▸ Work required:
Entries follow. Set all of them down as they stand.

▸ Lines of data:
===============

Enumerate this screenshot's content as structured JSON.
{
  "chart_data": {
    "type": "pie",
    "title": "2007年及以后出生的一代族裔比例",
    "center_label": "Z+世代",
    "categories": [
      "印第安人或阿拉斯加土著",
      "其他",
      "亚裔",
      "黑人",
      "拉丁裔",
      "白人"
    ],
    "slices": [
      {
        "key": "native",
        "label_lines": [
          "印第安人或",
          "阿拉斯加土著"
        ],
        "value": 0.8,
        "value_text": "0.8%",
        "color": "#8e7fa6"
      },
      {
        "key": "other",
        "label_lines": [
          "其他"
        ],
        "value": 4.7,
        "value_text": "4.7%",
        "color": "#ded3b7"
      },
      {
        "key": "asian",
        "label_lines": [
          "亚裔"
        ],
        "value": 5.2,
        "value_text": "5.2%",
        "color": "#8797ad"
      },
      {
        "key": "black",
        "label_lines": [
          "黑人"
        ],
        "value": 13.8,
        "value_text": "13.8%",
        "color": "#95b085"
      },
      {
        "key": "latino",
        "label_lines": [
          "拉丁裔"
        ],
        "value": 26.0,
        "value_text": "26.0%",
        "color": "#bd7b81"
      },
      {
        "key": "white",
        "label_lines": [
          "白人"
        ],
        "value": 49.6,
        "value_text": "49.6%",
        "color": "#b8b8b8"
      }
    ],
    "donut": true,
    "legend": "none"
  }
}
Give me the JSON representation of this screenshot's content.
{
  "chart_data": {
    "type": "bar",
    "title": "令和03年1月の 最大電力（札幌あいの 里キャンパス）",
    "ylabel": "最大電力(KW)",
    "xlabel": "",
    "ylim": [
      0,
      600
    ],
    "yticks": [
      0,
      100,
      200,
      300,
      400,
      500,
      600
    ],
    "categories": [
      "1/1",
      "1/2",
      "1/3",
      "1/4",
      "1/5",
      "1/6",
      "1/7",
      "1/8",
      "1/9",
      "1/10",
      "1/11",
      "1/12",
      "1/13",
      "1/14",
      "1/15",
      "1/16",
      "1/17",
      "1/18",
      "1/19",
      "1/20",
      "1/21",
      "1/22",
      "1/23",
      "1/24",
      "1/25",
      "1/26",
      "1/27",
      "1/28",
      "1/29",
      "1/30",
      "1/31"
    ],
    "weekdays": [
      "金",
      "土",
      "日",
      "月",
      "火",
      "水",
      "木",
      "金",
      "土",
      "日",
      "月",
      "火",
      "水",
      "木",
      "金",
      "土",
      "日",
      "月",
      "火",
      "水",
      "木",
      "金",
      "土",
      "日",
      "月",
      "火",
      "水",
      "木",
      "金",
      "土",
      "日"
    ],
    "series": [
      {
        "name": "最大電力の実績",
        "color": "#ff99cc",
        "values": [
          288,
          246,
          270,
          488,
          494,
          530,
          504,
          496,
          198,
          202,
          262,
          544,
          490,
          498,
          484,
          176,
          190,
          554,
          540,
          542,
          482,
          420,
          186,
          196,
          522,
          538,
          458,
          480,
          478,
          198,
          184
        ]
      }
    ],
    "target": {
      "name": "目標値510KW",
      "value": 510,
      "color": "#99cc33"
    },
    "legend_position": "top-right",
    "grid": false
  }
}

===============

▸ Answer for the task:
Enumerate this screenshot's content as structured JSON.
{
  "chart_data": {
    "type": "pie",
    "title": "2007年及以后出生的一代族裔比例",
    "center_label": "Z+世代",
    "categories": [
      "印第安人或阿拉斯加土著",
      "其他",
      "亚裔",
      "黑人",
      "拉丁裔",
      "白人"
    ],
    "slices": [
      {
        "key": "native",
        "label_lines": [
          "印第安人或",
          "阿拉斯加土著"
        ],
        "value": 0.8,
        "value_text": "0.8%",
        "color": "#8e7fa6"
      },
      {
        "key": "other",
        "label_lines": [
          "其他"
        ],
        "value": 4.7,
        "value_text": "4.7%",
        "color": "#ded3b7"
      },
      {
        "key": "asian",
        "label_lines": [
          "亚裔"
        ],
        "value": 5.2,
        "value_text": "5.2%",
        "color": "#8797ad"
      },
      {
        "key": "black",
        "label_lines": [
          "黑人"
        ],
        "value": 13.8,
        "value_text": "13.8%",
        "color": "#95b085"
      },
      {
        "key": "latino",
        "label_lines": [
          "拉丁裔"
        ],
        "value": 26.0,
        "value_text": "26.0%",
        "color": "#bd7b81"
      },
      {
        "key": "white",
        "label_lines": [
          "白人"
        ],
        "value": 49.6,
        "value_text": "49.6%",
        "color": "#b8b8b8"
      }
    ],
    "donut": true,
    "legend": "none"
  }
}
Give me the JSON representation of this screenshot's content.
{
  "chart_data": {
    "type": "bar",
    "title": "令和03年1月の 最大電力（札幌あいの 里キャンパス）",
    "ylabel": "最大電力(KW)",
    "xlabel": "",
    "ylim": [
      0,
      600
    ],
    "yticks": [
      0,
      100,
      200,
      300,
      400,
      500,
      600
    ],
    "categories": [
      "1/1",
      "1/2",
      "1/3",
      "1/4",
      "1/5",
      "1/6",
      "1/7",
      "1/8",
      "1/9",
      "1/10",
      "1/11",
      "1/12",
      "1/13",
      "1/14",
      "1/15",
      "1/16",
      "1/17",
      "1/18",
      "1/19",
      "1/20",
      "1/21",
      "1/22",
      "1/23",
      "1/24",
      "1/25",
      "1/26",
      "1/27",
      "1/28",
      "1/29",
      "1/30",
      "1/31"
    ],
    "weekdays": [
      "金",
      "土",
      "日",
      "月",
      "火",
      "水",
      "木",
      "金",
      "土",
      "日",
      "月",
      "火",
      "水",
      "木",
      "金",
      "土",
      "日",
      "月",
      "火",
      "水",
      "木",
      "金",
      "土",
      "日",
      "月",
      "火",
      "水",
      "木",
      "金",
      "土",
      "日"
    ],
    "series": [
      {
        "name": "最大電力の実績",
        "color": "#ff99cc",
        "values": [
          288,
          246,
          270,
          488,
          494,
          530,
          504,
          496,
          198,
          202,
          262,
          544,
          490,
          498,
          484,
          176,
          190,
          554,
          540,
          542,
          482,
          420,
          186,
          196,
          522,
          538,
          458,
          480,
          478,
          198,
          184
        ]
      }
    ],
    "target": {
      "name": "目標値510KW",
      "value": 510,
      "color": "#99cc33"
    },
    "legend_position": "top-right",
    "grid": false
  }
}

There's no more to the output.